### [Given task]
From the listing that follows, output everything exactly except the pictures.

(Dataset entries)
** START **

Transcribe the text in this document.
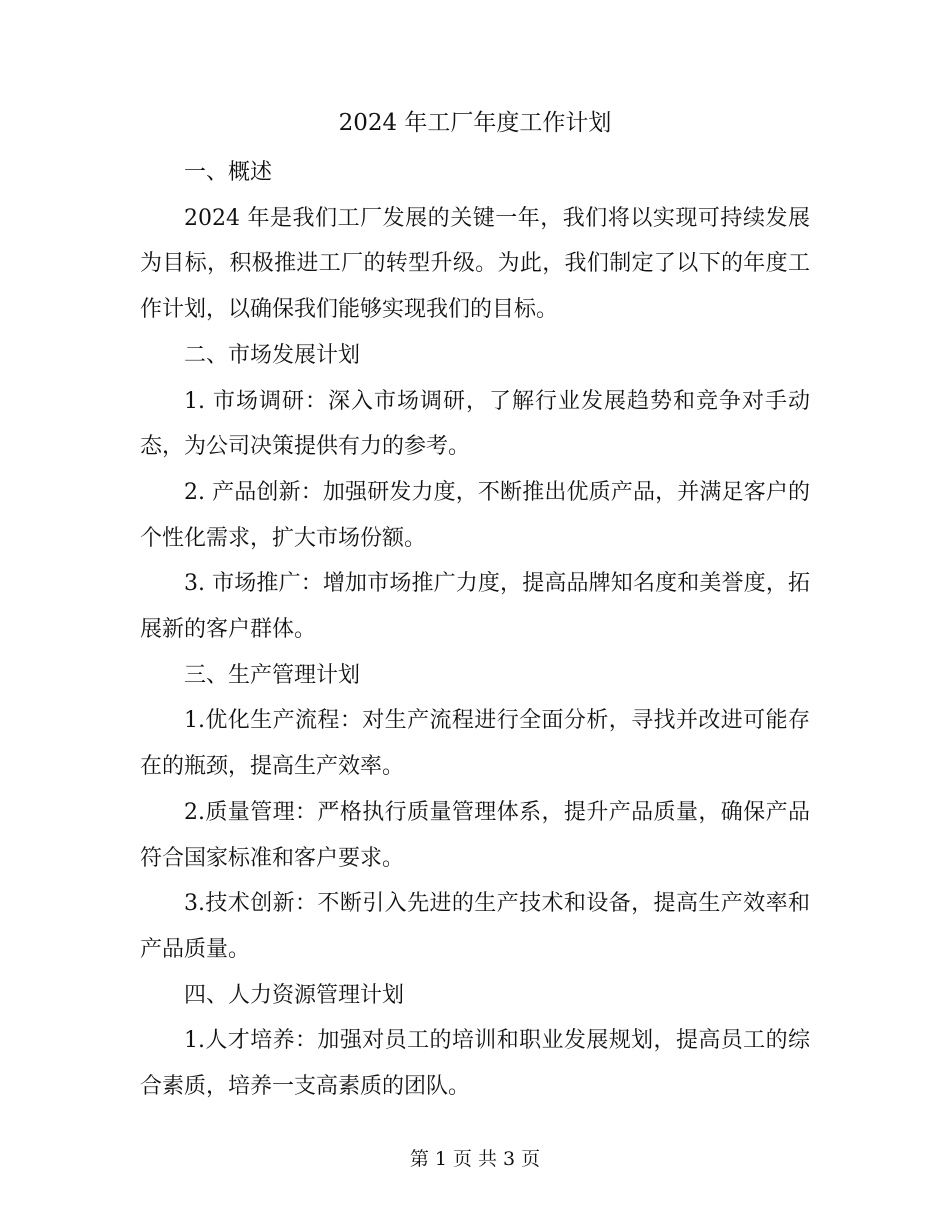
2024 年工厂年度工作计划

一、概述

2024 年是我们工厂发展的关键一年，我们将以实现可持续发展为目标，积极推进工厂的转型升级。为此，我们制定了以下的年度工作计划，以确保我们能够实现我们的目标。

二、市场发展计划

1. 市场调研：深入市场调研，了解行业发展趋势和竞争对手动态，为公司决策提供有力的参考。

2. 产品创新：加强研发力度，不断推出优质产品，并满足客户的个性化需求，扩大市场份额。

3. 市场推广：增加市场推广力度，提高品牌知名度和美誉度，拓展新的客户群体。

三、生产管理计划

1.优化生产流程：对生产流程进行全面分析，寻找并改进可能存在的瓶颈，提高生产效率。

2.质量管理：严格执行质量管理体系，提升产品质量，确保产品符合国家标准和客户要求。

3.技术创新：不断引入先进的生产技术和设备，提高生产效率和产品质量。

四、人力资源管理计划

1.人才培养：加强对员工的培训和职业发展规划，提高员工的综合素质，培养一支高素质的团队。

第 1 页 共 3 页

** END **

### [Task output]
Transcribe the text in this document.
2024 年工厂年度工作计划

一、概述

2024 年是我们工厂发展的关键一年，我们将以实现可持续发展为目标，积极推进工厂的转型升级。为此，我们制定了以下的年度工作计划，以确保我们能够实现我们的目标。

二、市场发展计划

1. 市场调研：深入市场调研，了解行业发展趋势和竞争对手动态，为公司决策提供有力的参考。

2. 产品创新：加强研发力度，不断推出优质产品，并满足客户的个性化需求，扩大市场份额。

3. 市场推广：增加市场推广力度，提高品牌知名度和美誉度，拓展新的客户群体。

三、生产管理计划

1.优化生产流程：对生产流程进行全面分析，寻找并改进可能存在的瓶颈，提高生产效率。

2.质量管理：严格执行质量管理体系，提升产品质量，确保产品符合国家标准和客户要求。

3.技术创新：不断引入先进的生产技术和设备，提高生产效率和产品质量。

四、人力资源管理计划

1.人才培养：加强对员工的培训和职业发展规划，提高员工的综合素质，培养一支高素质的团队。

第 1 页 共 3 页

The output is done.